* [Task description] Reproduce all entries precisely as they are written.

* [The data]
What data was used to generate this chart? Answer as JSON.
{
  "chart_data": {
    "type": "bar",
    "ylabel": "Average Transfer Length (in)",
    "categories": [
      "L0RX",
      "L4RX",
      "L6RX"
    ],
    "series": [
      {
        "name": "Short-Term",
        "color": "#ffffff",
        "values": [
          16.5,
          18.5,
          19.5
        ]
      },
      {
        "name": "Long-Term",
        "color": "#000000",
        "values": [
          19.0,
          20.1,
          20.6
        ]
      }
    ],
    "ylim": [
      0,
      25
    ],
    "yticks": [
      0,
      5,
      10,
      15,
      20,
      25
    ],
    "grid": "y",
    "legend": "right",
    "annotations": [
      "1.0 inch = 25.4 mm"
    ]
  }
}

* [Reply]
What data was used to generate this chart? Answer as JSON.
{
  "chart_data": {
    "type": "bar",
    "ylabel": "Average Transfer Length (in)",
    "categories": [
      "L0RX",
      "L4RX",
      "L6RX"
    ],
    "series": [
      {
        "name": "Short-Term",
        "color": "#ffffff",
        "values": [
          16.5,
          18.5,
          19.5
        ]
      },
      {
        "name": "Long-Term",
        "color": "#000000",
        "values": [
          19.0,
          20.1,
          20.6
        ]
      }
    ],
    "ylim": [
      0,
      25
    ],
    "yticks": [
      0,
      5,
      10,
      15,
      20,
      25
    ],
    "grid": "y",
    "legend": "right",
    "annotations": [
      "1.0 inch = 25.4 mm"
    ]
  }
}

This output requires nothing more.